Layout region rows
== == ==

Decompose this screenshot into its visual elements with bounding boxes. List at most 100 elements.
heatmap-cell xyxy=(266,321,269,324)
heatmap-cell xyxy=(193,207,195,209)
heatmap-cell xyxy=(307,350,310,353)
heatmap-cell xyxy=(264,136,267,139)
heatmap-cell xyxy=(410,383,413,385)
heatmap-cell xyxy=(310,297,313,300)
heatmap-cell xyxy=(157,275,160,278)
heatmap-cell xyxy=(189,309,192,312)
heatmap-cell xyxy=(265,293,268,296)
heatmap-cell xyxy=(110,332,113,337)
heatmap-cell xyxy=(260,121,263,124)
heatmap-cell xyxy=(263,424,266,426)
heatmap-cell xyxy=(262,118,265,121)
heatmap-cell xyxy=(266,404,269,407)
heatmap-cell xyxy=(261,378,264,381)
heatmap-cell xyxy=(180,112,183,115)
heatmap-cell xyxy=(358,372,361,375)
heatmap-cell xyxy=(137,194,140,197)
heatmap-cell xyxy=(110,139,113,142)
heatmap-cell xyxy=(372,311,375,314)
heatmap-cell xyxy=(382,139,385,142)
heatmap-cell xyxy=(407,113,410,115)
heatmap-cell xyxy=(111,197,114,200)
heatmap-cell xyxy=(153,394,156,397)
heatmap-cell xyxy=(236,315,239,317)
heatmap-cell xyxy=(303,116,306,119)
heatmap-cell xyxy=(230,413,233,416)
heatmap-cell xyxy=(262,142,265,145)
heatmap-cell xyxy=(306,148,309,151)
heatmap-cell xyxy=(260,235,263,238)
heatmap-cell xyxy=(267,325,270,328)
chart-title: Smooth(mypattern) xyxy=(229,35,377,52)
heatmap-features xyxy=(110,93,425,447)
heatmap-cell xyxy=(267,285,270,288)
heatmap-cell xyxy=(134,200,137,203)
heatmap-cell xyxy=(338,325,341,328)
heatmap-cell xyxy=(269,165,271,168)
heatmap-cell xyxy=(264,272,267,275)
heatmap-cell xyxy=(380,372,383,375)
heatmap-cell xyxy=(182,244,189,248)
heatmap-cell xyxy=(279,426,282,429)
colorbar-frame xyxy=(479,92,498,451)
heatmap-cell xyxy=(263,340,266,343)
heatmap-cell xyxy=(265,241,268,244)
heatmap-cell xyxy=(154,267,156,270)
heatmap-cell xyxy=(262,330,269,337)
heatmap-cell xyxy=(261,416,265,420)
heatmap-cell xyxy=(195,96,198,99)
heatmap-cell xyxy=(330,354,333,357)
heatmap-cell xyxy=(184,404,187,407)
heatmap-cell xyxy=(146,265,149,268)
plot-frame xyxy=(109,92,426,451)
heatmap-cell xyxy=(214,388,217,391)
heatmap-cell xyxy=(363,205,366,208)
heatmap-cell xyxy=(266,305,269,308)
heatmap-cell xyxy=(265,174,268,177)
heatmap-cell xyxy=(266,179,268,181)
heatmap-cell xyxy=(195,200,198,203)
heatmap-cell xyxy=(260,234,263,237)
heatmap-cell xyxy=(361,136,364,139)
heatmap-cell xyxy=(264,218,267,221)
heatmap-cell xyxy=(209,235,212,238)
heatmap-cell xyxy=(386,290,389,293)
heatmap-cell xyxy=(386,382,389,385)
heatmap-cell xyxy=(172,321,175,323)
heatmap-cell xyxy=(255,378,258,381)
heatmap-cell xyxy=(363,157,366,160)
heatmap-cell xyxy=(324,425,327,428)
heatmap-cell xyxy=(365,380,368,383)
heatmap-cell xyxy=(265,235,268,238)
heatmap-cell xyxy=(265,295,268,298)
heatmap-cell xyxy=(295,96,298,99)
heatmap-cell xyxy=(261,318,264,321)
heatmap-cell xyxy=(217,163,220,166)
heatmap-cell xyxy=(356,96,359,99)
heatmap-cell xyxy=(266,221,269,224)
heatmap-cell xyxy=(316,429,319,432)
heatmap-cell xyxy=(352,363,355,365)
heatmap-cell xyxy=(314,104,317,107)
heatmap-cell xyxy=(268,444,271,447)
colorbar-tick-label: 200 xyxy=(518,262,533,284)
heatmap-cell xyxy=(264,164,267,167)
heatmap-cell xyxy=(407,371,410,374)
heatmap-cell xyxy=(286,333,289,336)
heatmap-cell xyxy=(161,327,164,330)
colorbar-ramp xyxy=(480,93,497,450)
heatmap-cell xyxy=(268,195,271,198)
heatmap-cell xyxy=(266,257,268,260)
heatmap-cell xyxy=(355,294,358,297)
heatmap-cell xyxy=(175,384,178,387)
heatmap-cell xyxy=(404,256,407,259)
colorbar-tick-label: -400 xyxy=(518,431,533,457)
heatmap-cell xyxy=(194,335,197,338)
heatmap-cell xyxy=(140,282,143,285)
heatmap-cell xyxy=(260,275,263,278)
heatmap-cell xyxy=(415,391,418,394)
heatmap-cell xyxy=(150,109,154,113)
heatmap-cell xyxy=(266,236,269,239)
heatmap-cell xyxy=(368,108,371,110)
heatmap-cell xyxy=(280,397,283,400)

== == ==

SHORT PROBLEM ::
Rewrite the lines from the start of the rows through the line containing "heatmap-cell xyxy=(137,194,140,197)", both ends included, as a numbered list, leaving out any blank lines.

THE SOLUTION ::
1. Decompose this screenshot into its visual elements with bounding boxes. List at most 100 elements.
2. heatmap-cell xyxy=(266,321,269,324)
3. heatmap-cell xyxy=(193,207,195,209)
4. heatmap-cell xyxy=(307,350,310,353)
5. heatmap-cell xyxy=(264,136,267,139)
6. heatmap-cell xyxy=(410,383,413,385)
7. heatmap-cell xyxy=(310,297,313,300)
8. heatmap-cell xyxy=(157,275,160,278)
9. heatmap-cell xyxy=(189,309,192,312)
10. heatmap-cell xyxy=(265,293,268,296)
11. heatmap-cell xyxy=(110,332,113,337)
12. heatmap-cell xyxy=(260,121,263,124)
13. heatmap-cell xyxy=(263,424,266,426)
14. heatmap-cell xyxy=(262,118,265,121)
15. heatmap-cell xyxy=(266,404,269,407)
16. heatmap-cell xyxy=(261,378,264,381)
17. heatmap-cell xyxy=(180,112,183,115)
18. heatmap-cell xyxy=(358,372,361,375)
19. heatmap-cell xyxy=(137,194,140,197)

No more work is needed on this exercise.